To do
In the entries below, find every line with "deyip" and copy it.

Records for this exercise
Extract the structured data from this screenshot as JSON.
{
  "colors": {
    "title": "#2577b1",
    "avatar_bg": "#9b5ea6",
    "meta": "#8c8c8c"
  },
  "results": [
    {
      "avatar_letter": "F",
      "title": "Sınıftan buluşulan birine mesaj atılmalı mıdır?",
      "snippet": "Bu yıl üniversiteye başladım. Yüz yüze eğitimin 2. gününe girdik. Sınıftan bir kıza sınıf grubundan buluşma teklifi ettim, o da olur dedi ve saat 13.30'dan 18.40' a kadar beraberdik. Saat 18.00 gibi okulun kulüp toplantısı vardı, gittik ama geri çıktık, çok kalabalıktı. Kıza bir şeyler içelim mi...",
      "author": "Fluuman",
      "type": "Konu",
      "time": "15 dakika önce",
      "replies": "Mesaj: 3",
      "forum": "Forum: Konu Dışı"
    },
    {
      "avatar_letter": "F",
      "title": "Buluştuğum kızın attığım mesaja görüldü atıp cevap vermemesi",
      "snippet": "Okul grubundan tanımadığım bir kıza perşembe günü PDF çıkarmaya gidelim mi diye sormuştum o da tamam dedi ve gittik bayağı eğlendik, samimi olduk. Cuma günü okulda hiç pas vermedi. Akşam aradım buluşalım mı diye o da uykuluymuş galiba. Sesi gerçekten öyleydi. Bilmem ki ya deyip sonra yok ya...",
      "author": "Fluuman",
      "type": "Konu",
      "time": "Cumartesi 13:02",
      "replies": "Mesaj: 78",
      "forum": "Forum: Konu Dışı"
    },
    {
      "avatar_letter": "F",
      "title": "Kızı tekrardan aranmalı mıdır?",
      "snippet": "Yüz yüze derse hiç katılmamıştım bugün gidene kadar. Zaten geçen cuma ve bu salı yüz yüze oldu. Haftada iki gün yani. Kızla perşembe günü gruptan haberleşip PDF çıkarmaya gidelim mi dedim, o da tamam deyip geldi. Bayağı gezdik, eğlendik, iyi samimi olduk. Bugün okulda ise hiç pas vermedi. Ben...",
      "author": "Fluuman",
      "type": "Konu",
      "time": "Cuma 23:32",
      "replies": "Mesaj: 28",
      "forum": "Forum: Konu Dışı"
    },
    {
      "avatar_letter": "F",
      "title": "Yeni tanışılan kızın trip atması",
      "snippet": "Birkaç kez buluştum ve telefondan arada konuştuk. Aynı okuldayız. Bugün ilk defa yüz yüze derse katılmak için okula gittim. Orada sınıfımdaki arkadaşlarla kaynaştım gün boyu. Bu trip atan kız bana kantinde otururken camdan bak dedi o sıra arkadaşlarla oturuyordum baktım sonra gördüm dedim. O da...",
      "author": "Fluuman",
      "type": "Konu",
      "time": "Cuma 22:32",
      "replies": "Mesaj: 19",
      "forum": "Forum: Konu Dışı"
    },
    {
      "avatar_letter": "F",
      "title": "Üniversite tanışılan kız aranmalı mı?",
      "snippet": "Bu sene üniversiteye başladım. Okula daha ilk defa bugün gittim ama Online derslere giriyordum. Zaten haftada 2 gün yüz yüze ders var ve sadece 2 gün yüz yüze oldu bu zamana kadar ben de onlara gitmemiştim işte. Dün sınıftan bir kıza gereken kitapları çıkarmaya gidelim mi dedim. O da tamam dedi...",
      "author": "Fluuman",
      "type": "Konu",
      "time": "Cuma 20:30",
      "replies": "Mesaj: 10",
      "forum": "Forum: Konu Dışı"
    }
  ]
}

---

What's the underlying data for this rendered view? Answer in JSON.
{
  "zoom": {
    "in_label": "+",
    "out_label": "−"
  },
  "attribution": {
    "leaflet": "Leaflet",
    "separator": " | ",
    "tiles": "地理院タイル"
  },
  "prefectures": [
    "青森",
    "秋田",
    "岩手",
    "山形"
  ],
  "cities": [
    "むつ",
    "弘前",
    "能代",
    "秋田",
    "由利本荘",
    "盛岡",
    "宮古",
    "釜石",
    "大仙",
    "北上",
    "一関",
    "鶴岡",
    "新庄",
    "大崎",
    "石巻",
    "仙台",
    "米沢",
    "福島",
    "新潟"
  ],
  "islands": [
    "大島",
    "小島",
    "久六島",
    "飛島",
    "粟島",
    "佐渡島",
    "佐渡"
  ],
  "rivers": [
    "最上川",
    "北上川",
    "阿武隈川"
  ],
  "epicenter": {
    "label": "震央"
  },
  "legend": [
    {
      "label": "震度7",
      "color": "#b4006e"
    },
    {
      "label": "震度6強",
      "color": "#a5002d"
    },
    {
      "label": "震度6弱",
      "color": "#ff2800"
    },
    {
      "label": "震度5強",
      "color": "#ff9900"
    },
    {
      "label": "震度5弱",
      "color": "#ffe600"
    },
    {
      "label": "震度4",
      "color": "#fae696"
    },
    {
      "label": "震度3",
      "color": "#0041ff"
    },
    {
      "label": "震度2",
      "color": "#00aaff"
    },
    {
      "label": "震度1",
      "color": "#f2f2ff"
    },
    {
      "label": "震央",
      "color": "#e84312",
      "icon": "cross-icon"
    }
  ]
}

Response
      "snippet": "Okul grubundan tanımadığım bir kıza perşembe günü PDF çıkarmaya gidelim mi diye sormuştum o da tamam dedi ve gittik bayağı eğlendik, samimi olduk. Cuma günü okulda hiç pas vermedi. Akşam aradım buluşalım mı diye o da uykuluymuş galiba. Sesi gerçekten öyleydi. Bilmem ki ya deyip sonra yok ya...",
      "snippet": "Yüz yüze derse hiç katılmamıştım bugün gidene kadar. Zaten geçen cuma ve bu salı yüz yüze oldu. Haftada iki gün yani. Kızla perşembe günü gruptan haberleşip PDF çıkarmaya gidelim mi dedim, o da tamam deyip geldi. Bayağı gezdik, eğlendik, iyi samimi olduk. Bugün okulda ise hiç pas vermedi. Ben...",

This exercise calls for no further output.